§ Records to process:

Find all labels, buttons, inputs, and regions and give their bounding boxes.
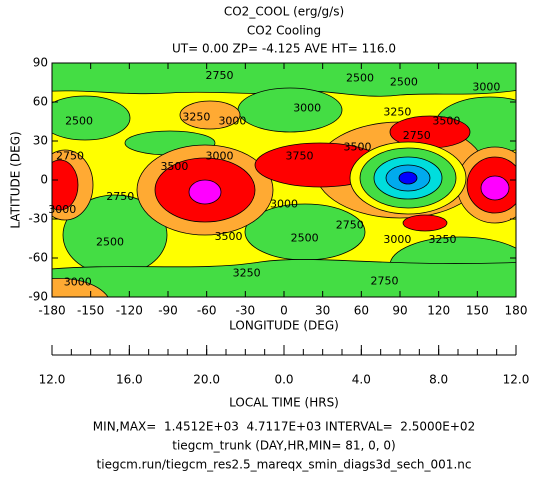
x-tick-label: -30 <box>236 304 256 318</box>
x-tick-label: 60 <box>354 304 369 318</box>
x-tick-label: 150 <box>466 304 489 318</box>
contour-label: 3000 <box>472 81 500 94</box>
contour-label: 2500 <box>390 76 418 89</box>
chart-subtitle: CO2 Cooling <box>247 24 321 38</box>
contour-label: 3000 <box>383 233 411 246</box>
contour-field <box>52 63 516 297</box>
chart-title: CO2_COOL (erg/g/s) <box>224 5 344 19</box>
green-region <box>52 259 516 297</box>
x2-tick-label: 12.0 <box>39 373 66 387</box>
contour-label: 3000 <box>48 203 76 216</box>
contour-label: 3250 <box>233 267 261 280</box>
x-tick-label: 90 <box>392 304 407 318</box>
y-tick-label: -60 <box>28 251 48 265</box>
x2-tick-label: 16.0 <box>116 373 143 387</box>
x2-tick-label: 12.0 <box>503 373 530 387</box>
x-tick-label: 0 <box>280 304 288 318</box>
contour-label: 3000 <box>206 150 234 163</box>
contour-label: 3000 <box>293 102 321 115</box>
green-region <box>52 95 131 141</box>
y-tick-label: -30 <box>28 212 48 226</box>
y-tick-label: 60 <box>33 95 48 109</box>
blue-region <box>398 171 418 185</box>
y-tick-label: -90 <box>28 290 48 304</box>
x2-tick-label: 4.0 <box>352 373 371 387</box>
y-tick-label: 30 <box>33 134 48 148</box>
contour-label: 3000 <box>218 115 246 128</box>
green-region <box>237 87 343 133</box>
x2-axis-label: LOCAL TIME (HRS) <box>229 396 339 410</box>
contour-label: 2500 <box>291 232 319 245</box>
chart-info: UT= 0.00 ZP= -4.125 AVE HT= 116.0 <box>172 42 396 56</box>
x2-tick-label: 0.0 <box>274 373 293 387</box>
footer-line: MIN,MAX= 1.4512E+03 4.7117E+03 INTERVAL=… <box>93 420 475 434</box>
magenta-region <box>188 179 222 205</box>
contour-label: 2750 <box>336 219 364 232</box>
contour-label: 3000 <box>270 198 298 211</box>
contour-label: 3250 <box>429 233 457 246</box>
x2-tick-label: 20.0 <box>193 373 220 387</box>
red-region <box>52 159 79 211</box>
red-region <box>402 214 448 232</box>
contour-label: 2750 <box>403 129 431 142</box>
contour-label: 3500 <box>215 230 243 243</box>
y-tick-label: 0 <box>40 173 48 187</box>
contour-label: 2750 <box>106 190 134 203</box>
orange-region <box>179 100 241 130</box>
contour-label: 3500 <box>343 141 371 154</box>
x2-tick-label: 8.0 <box>429 373 448 387</box>
x-tick-label: -90 <box>158 304 178 318</box>
contour-label: 3500 <box>160 160 188 173</box>
y-tick-label: 90 <box>33 56 48 70</box>
contour-label: 3000 <box>64 276 92 289</box>
footer-line: tiegcm.run/tiegcm_res2.5_mareqx_smin_dia… <box>97 458 472 472</box>
contour-label: 2750 <box>206 69 234 82</box>
x-tick-label: -60 <box>197 304 217 318</box>
contour-label: 2500 <box>65 115 93 128</box>
contour-label: 2500 <box>96 235 124 248</box>
contour-label: 3250 <box>182 111 210 124</box>
contour-label: 2750 <box>371 274 399 287</box>
x-tick-label: 180 <box>505 304 528 318</box>
contour-label: 2750 <box>56 150 84 163</box>
x-tick-label: -120 <box>116 304 143 318</box>
orange-region <box>52 278 109 297</box>
contour-label: 3750 <box>285 150 313 163</box>
x-tick-label: 120 <box>427 304 450 318</box>
x-tick-label: -150 <box>77 304 104 318</box>
x-axis-label: LONGITUDE (DEG) <box>229 319 339 333</box>
footer-line: tiegcm_trunk (DAY,HR,MIN= 81, 0, 0) <box>172 439 395 453</box>
y-axis-label: LATITUDE (DEG) <box>9 131 23 228</box>
contour-label: 3250 <box>383 105 411 118</box>
x-tick-label: 30 <box>315 304 330 318</box>
contour-label: 3500 <box>432 115 460 128</box>
contour-label: 2500 <box>346 72 374 85</box>
x-tick-label: -180 <box>38 304 65 318</box>
magenta-region <box>480 175 510 201</box>
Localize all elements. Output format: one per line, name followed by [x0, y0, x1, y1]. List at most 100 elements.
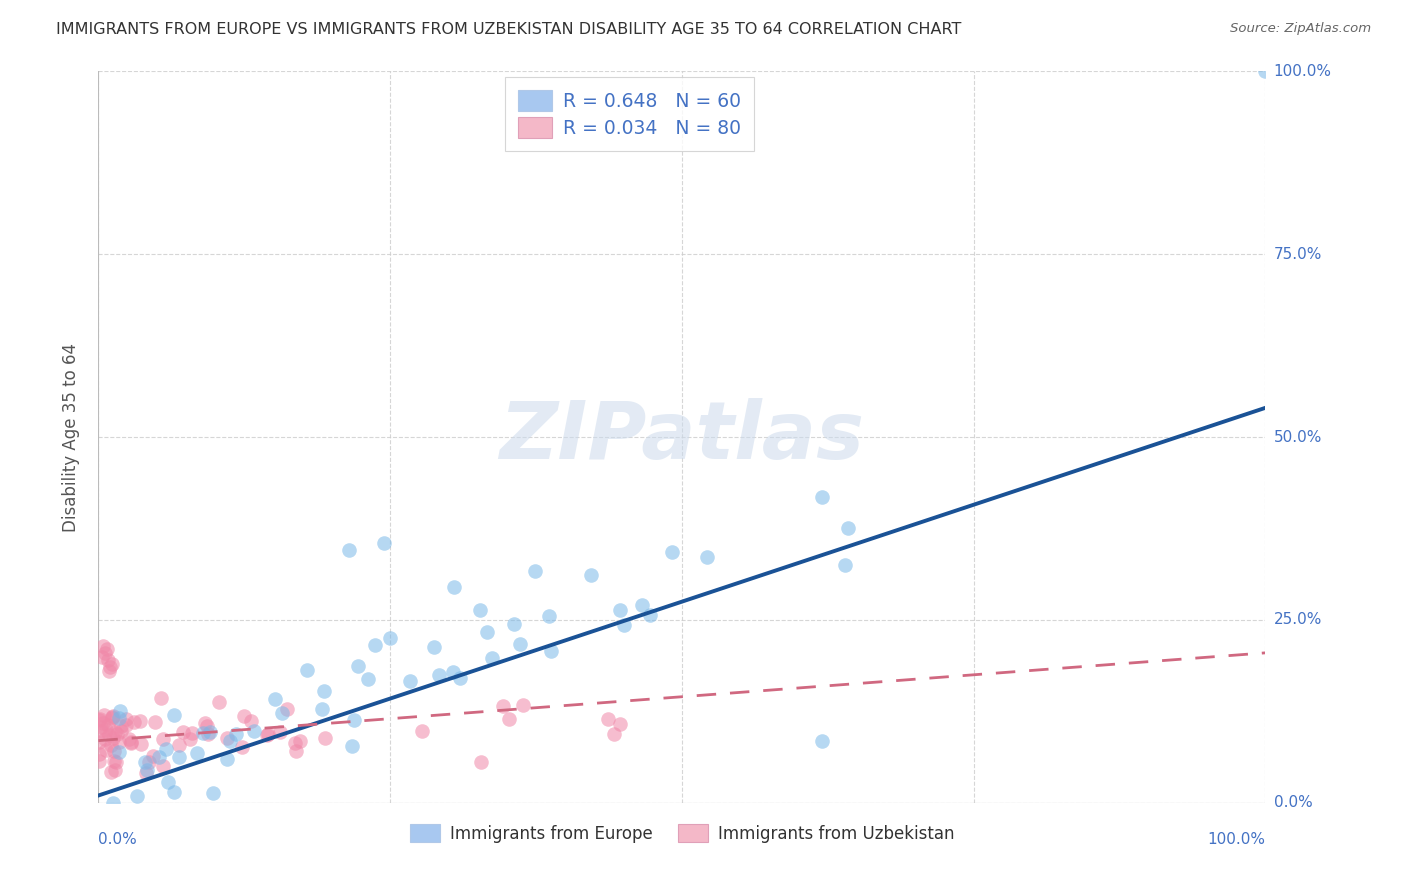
Point	[380, 632, 402, 646]
Point	[502, 616, 524, 631]
Point	[512, 698, 534, 712]
Point	[87, 734, 110, 748]
Point	[243, 724, 266, 739]
Point	[470, 755, 492, 769]
Point	[115, 717, 138, 731]
Point	[107, 710, 129, 724]
Point	[110, 723, 132, 738]
Point	[127, 789, 149, 804]
Point	[163, 707, 186, 722]
Point	[498, 713, 520, 727]
Point	[181, 726, 204, 740]
Point	[240, 714, 263, 728]
Point	[96, 743, 118, 757]
Point	[97, 664, 120, 678]
Point	[105, 727, 128, 741]
Point	[284, 744, 307, 758]
Point	[364, 638, 387, 652]
Point	[284, 736, 307, 750]
Point	[115, 712, 138, 726]
Point	[90, 649, 112, 664]
Point	[94, 646, 117, 660]
Point	[108, 745, 131, 759]
Point	[596, 712, 619, 726]
Point	[256, 728, 278, 742]
Point	[423, 640, 446, 654]
Point	[609, 603, 631, 617]
Point	[218, 734, 240, 748]
Point	[195, 718, 218, 732]
Point	[208, 695, 231, 709]
Point	[523, 564, 546, 578]
Point	[108, 735, 131, 749]
Point	[172, 724, 194, 739]
Point	[475, 625, 498, 640]
Point	[186, 747, 208, 761]
Text: 0.0%: 0.0%	[98, 832, 138, 847]
Point	[142, 749, 165, 764]
Point	[311, 702, 333, 716]
Point	[150, 690, 173, 705]
Point	[167, 750, 190, 764]
Point	[492, 698, 515, 713]
Point	[94, 723, 117, 737]
Point	[579, 567, 602, 582]
Point	[167, 739, 190, 753]
Point	[87, 747, 110, 761]
Point	[163, 785, 186, 799]
Text: 0.0%: 0.0%	[1274, 796, 1312, 810]
Point	[103, 744, 125, 758]
Text: 25.0%: 25.0%	[1274, 613, 1322, 627]
Text: 50.0%: 50.0%	[1274, 430, 1322, 444]
Text: ZIPatlas: ZIPatlas	[499, 398, 865, 476]
Point	[98, 660, 121, 674]
Point	[131, 737, 153, 751]
Point	[1254, 64, 1277, 78]
Point	[271, 706, 294, 720]
Point	[103, 754, 125, 768]
Point	[155, 742, 177, 756]
Point	[179, 731, 201, 746]
Point	[441, 665, 464, 680]
Point	[91, 639, 114, 653]
Point	[91, 716, 114, 731]
Point	[443, 580, 465, 594]
Point	[157, 775, 180, 789]
Point	[537, 609, 560, 624]
Point	[191, 726, 214, 740]
Point	[603, 726, 626, 740]
Point	[347, 659, 370, 673]
Point	[143, 715, 166, 730]
Point	[217, 731, 239, 745]
Point	[129, 714, 152, 728]
Y-axis label: Disability Age 35 to 64: Disability Age 35 to 64	[62, 343, 80, 532]
Point	[276, 702, 298, 716]
Point	[87, 754, 110, 768]
Point	[90, 724, 112, 739]
Point	[97, 717, 120, 731]
Point	[837, 521, 859, 535]
Point	[427, 668, 450, 682]
Point	[215, 752, 238, 766]
Point	[120, 734, 142, 748]
Point	[104, 724, 127, 739]
Point	[481, 651, 503, 665]
Point	[343, 714, 366, 728]
Text: 100.0%: 100.0%	[1208, 832, 1265, 847]
Point	[509, 637, 531, 651]
Point	[197, 727, 219, 741]
Point	[97, 728, 120, 742]
Point	[340, 739, 363, 754]
Point	[138, 755, 160, 769]
Point	[104, 755, 127, 769]
Text: IMMIGRANTS FROM EUROPE VS IMMIGRANTS FROM UZBEKISTAN DISABILITY AGE 35 TO 64 COR: IMMIGRANTS FROM EUROPE VS IMMIGRANTS FRO…	[56, 22, 962, 37]
Point	[449, 671, 471, 685]
Point	[120, 736, 142, 750]
Point	[134, 755, 156, 769]
Text: 75.0%: 75.0%	[1274, 247, 1322, 261]
Point	[357, 673, 380, 687]
Point	[609, 716, 631, 731]
Point	[314, 731, 336, 745]
Point	[225, 727, 247, 741]
Point	[631, 598, 654, 612]
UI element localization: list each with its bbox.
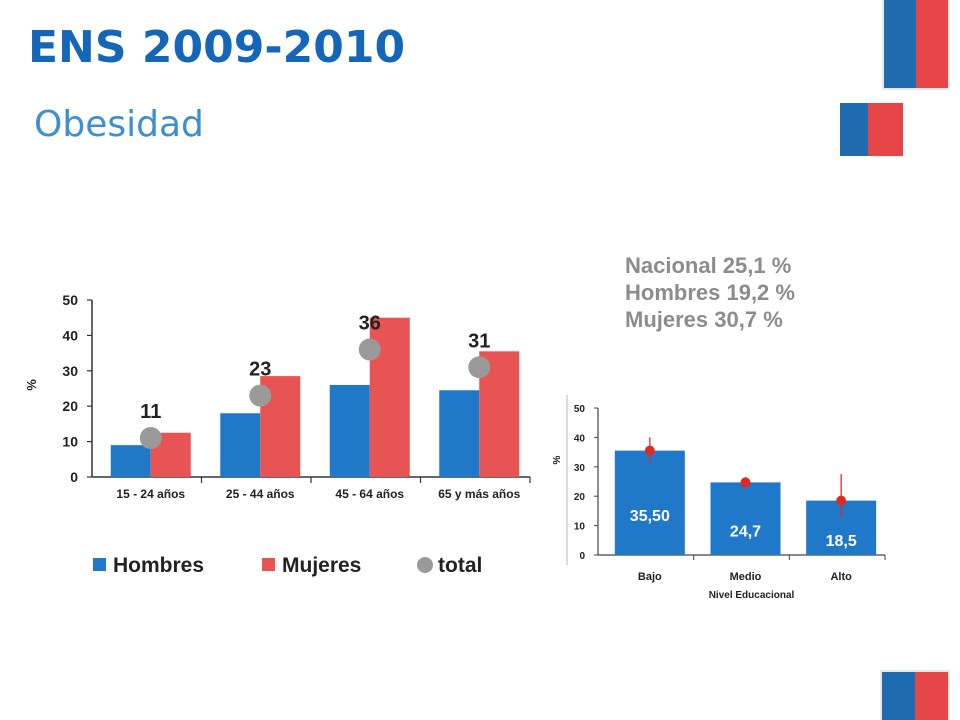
value-marker	[644, 445, 655, 456]
age-group-chart: 0 10 20 30 40 50% 11 15 - 24 años 23 25 - 44 años…	[24, 292, 531, 577]
legend-swatch	[262, 558, 275, 571]
bar-education	[614, 450, 685, 555]
legend-swatch	[417, 557, 433, 573]
bar-hombres	[439, 390, 480, 477]
x-tick-label: 45 - 64 años	[335, 487, 404, 501]
value-label: 24,7	[730, 524, 761, 541]
annotation-text: Nacional 25,1 %	[625, 253, 791, 278]
x-tick-label: 65 y más años	[438, 487, 520, 501]
x-tick-label: 25 - 44 años	[226, 487, 295, 501]
y-tick-label: 0	[70, 469, 78, 485]
point-total	[139, 427, 162, 450]
data-label: 23	[249, 359, 271, 381]
y-tick-label: 10	[574, 522, 586, 533]
x-tick-label: Medio	[730, 571, 762, 583]
y-tick-label: 20	[62, 398, 78, 414]
point-total	[358, 338, 381, 361]
legend-label: Hombres	[113, 554, 204, 577]
y-tick-label: 30	[574, 463, 586, 474]
legend-label: total	[438, 554, 482, 577]
x-tick-label: Alto	[830, 571, 852, 583]
flag-logo-middle	[840, 103, 903, 156]
bar-hombres	[110, 445, 151, 477]
y-tick-label: 40	[574, 433, 586, 444]
value-marker	[740, 477, 751, 488]
page-subtitle: Obesidad	[34, 104, 204, 145]
point-total	[249, 384, 272, 407]
flag-logo-top	[882, 0, 950, 90]
x-axis-label: Nivel Educacional	[709, 590, 795, 601]
y-tick-label: 20	[574, 492, 586, 503]
x-tick-label: Bajo	[638, 571, 662, 583]
legend-swatch	[93, 558, 106, 571]
page-title: ENS 2009-2010	[28, 22, 406, 73]
bar-education	[710, 482, 781, 555]
y-tick-label: 10	[62, 434, 78, 450]
bar-hombres	[220, 413, 261, 477]
y-axis-label: %	[24, 379, 39, 391]
value-marker	[836, 495, 847, 506]
point-total	[468, 356, 491, 379]
bar-hombres	[329, 384, 370, 477]
value-label: 18,5	[826, 533, 857, 550]
value-label: 35,50	[630, 508, 670, 525]
annotation-text: Mujeres 30,7 %	[625, 307, 783, 332]
legend-label: Mujeres	[282, 554, 361, 577]
y-tick-label: 40	[62, 327, 78, 343]
y-axis-label: %	[552, 455, 563, 464]
data-label: 36	[359, 313, 381, 335]
flag-logo-bottom	[880, 670, 950, 720]
data-label: 11	[140, 401, 161, 423]
y-tick-label: 30	[62, 363, 78, 379]
education-level-chart: Nacional 25,1 %Hombres 19,2 %Mujeres 30,…	[552, 253, 886, 601]
x-tick-label: 15 - 24 años	[116, 487, 185, 501]
y-tick-label: 0	[579, 551, 585, 562]
y-tick-label: 50	[574, 404, 586, 415]
annotation-text: Hombres 19,2 %	[625, 280, 795, 305]
y-tick-label: 50	[62, 292, 78, 308]
data-label: 31	[468, 330, 490, 352]
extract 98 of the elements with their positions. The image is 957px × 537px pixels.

§ Stated exercise: Copy the listing verbatim, from the line containing "445, 655, 456]" to the line containing "363, 78, 379]", including both of those lines.

§ The answer:
value-marker	[644, 445, 655, 456]
age-group-chart: 0 10 20 30 40 50% 11 15 - 24 años 23 25 - 44 años…	[24, 292, 531, 577]
legend-swatch	[262, 558, 275, 571]
bar-education	[614, 450, 685, 555]
legend-swatch	[417, 557, 433, 573]
bar-hombres	[439, 390, 480, 477]
x-tick-label: 45 - 64 años	[335, 487, 404, 501]
value-label: 24,7	[730, 524, 761, 541]
annotation-text: Nacional 25,1 %	[625, 253, 791, 278]
x-tick-label: 65 y más años	[438, 487, 520, 501]
x-tick-label: 25 - 44 años	[226, 487, 295, 501]
y-tick-label: 0	[70, 469, 78, 485]
point-total	[139, 427, 162, 450]
data-label: 23	[249, 359, 271, 381]
y-tick-label: 10	[574, 522, 586, 533]
x-tick-label: Medio	[730, 571, 762, 583]
y-tick-label: 20	[62, 398, 78, 414]
point-total	[358, 338, 381, 361]
legend-label: Hombres	[113, 554, 204, 577]
y-tick-label: 30	[574, 463, 586, 474]
legend-label: total	[438, 554, 482, 577]
x-tick-label: Alto	[830, 571, 852, 583]
flag-logo-middle	[840, 103, 903, 156]
bar-hombres	[110, 445, 151, 477]
y-tick-label: 40	[574, 433, 586, 444]
value-marker	[740, 477, 751, 488]
page-subtitle: Obesidad	[34, 104, 204, 145]
point-total	[249, 384, 272, 407]
flag-logo-top	[882, 0, 950, 90]
x-axis-label: Nivel Educacional	[709, 590, 795, 601]
y-tick-label: 20	[574, 492, 586, 503]
x-tick-label: Bajo	[638, 571, 662, 583]
legend-swatch	[93, 558, 106, 571]
page-title: ENS 2009-2010	[28, 22, 406, 73]
bar-education	[710, 482, 781, 555]
y-tick-label: 10	[62, 434, 78, 450]
bar-hombres	[220, 413, 261, 477]
y-axis-label: %	[24, 379, 39, 391]
value-marker	[836, 495, 847, 506]
point-total	[468, 356, 491, 379]
bar-hombres	[329, 384, 370, 477]
value-label: 18,5	[826, 533, 857, 550]
value-label: 35,50	[630, 508, 670, 525]
annotation-text: Mujeres 30,7 %	[625, 307, 783, 332]
legend-label: Mujeres	[282, 554, 361, 577]
y-tick-label: 40	[62, 327, 78, 343]
y-axis-label: %	[552, 455, 563, 464]
data-label: 36	[359, 313, 381, 335]
flag-logo-bottom	[880, 670, 950, 720]
data-label: 11	[140, 401, 161, 423]
y-tick-label: 30	[62, 363, 78, 379]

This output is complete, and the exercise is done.